** Begin **

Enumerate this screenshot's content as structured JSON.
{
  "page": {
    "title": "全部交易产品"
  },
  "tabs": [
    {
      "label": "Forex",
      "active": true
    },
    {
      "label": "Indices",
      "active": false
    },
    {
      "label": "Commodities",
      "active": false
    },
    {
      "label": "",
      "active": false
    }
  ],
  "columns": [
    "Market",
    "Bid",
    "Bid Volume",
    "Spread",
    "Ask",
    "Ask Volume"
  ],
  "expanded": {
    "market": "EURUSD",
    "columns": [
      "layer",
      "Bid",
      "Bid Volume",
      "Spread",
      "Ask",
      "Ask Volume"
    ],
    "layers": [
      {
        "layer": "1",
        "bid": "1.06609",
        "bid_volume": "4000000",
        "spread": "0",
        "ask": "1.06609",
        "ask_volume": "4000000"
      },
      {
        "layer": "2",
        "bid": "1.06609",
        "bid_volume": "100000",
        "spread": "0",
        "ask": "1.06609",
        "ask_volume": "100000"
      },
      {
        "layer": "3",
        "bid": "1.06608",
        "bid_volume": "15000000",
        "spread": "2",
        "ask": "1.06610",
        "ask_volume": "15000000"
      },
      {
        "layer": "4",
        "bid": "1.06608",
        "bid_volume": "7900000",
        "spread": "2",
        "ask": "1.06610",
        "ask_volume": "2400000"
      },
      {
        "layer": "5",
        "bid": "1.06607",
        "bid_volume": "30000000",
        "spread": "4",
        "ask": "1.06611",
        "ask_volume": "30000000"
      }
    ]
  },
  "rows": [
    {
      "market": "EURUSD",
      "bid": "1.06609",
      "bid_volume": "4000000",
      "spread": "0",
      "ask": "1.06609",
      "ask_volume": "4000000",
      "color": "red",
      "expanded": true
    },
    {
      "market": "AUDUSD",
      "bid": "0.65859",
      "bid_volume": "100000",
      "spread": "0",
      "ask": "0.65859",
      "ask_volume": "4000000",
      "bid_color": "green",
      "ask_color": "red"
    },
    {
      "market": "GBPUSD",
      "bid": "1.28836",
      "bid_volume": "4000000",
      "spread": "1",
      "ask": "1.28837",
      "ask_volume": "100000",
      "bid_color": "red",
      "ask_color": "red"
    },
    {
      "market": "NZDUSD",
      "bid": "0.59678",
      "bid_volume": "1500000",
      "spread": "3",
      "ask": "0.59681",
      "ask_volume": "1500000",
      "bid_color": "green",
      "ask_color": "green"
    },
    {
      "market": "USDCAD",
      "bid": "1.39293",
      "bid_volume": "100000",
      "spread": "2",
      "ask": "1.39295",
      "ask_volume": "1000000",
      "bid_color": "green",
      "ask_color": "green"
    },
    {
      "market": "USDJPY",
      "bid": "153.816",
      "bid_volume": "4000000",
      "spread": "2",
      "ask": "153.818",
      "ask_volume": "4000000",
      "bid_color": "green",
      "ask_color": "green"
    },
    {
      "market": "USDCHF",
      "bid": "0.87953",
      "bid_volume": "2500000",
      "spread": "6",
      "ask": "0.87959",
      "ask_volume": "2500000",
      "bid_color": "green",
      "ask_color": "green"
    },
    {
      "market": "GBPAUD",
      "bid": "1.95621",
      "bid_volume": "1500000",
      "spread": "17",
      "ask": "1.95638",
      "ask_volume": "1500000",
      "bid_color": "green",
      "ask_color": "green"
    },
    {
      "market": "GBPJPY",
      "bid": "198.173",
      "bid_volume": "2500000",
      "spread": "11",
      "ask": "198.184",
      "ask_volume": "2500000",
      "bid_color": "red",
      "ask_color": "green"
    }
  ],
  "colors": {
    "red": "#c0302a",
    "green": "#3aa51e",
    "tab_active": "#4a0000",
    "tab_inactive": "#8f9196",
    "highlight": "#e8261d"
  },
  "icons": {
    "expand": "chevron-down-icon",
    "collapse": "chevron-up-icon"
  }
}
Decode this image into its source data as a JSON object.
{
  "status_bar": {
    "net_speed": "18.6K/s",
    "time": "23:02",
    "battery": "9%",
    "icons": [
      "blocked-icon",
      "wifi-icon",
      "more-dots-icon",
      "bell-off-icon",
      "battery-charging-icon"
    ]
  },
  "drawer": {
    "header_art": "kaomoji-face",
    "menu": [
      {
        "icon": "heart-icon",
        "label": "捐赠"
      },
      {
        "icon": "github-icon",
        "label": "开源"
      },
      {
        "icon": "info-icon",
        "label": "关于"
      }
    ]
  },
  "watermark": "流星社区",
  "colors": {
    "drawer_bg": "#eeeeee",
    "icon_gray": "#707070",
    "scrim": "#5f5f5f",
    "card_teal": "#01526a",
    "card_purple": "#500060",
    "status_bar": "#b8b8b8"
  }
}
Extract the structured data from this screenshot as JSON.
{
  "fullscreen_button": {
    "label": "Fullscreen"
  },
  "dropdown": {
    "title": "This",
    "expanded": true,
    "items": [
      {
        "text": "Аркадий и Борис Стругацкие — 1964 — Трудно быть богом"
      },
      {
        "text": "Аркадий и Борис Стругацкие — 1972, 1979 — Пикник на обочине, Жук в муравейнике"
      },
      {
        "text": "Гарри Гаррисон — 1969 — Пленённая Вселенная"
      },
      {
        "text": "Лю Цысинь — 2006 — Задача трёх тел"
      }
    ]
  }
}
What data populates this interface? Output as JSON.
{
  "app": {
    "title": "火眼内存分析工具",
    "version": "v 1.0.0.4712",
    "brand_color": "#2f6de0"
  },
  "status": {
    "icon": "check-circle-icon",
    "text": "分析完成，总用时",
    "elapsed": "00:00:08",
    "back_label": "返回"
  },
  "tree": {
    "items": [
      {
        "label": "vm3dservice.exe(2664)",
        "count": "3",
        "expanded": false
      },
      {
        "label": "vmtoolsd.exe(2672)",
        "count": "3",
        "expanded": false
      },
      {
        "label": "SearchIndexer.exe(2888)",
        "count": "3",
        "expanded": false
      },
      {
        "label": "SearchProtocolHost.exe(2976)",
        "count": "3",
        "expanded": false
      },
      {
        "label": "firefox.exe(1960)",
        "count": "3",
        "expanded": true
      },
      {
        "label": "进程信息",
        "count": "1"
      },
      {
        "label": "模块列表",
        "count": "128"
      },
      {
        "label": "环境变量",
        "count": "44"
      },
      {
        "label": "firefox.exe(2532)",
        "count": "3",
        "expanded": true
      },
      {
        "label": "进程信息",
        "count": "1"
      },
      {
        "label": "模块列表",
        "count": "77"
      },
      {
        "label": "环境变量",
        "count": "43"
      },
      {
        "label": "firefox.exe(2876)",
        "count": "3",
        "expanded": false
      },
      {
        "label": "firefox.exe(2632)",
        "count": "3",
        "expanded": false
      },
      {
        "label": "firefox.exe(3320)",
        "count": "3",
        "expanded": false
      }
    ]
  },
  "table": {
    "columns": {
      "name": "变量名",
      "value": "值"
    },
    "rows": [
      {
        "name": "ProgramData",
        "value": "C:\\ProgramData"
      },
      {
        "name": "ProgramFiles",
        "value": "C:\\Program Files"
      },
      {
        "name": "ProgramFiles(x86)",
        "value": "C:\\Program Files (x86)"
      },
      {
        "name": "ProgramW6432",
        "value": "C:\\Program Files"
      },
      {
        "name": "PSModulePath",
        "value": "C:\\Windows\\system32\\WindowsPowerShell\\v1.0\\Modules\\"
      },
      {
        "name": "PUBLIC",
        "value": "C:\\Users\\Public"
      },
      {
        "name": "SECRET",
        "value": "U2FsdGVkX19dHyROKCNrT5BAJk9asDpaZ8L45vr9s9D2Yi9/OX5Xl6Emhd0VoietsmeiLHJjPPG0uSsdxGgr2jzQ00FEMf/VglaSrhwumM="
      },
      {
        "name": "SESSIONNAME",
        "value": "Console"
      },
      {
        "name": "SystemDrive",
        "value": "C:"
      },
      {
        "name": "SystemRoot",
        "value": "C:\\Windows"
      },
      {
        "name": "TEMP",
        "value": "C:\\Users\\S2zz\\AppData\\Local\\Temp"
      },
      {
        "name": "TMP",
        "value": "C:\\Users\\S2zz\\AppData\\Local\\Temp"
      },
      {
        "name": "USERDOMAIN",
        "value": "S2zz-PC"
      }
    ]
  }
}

** End **

**GIVEN INSTRUCTION**
Find each line holding the string "Windows" and copy it out.

**ANSWER FOR THIS EXERCISE**
        "value": "C:\\Windows\\system32\\WindowsPowerShell\\v1.0\\Modules\\"
        "value": "C:\\Windows"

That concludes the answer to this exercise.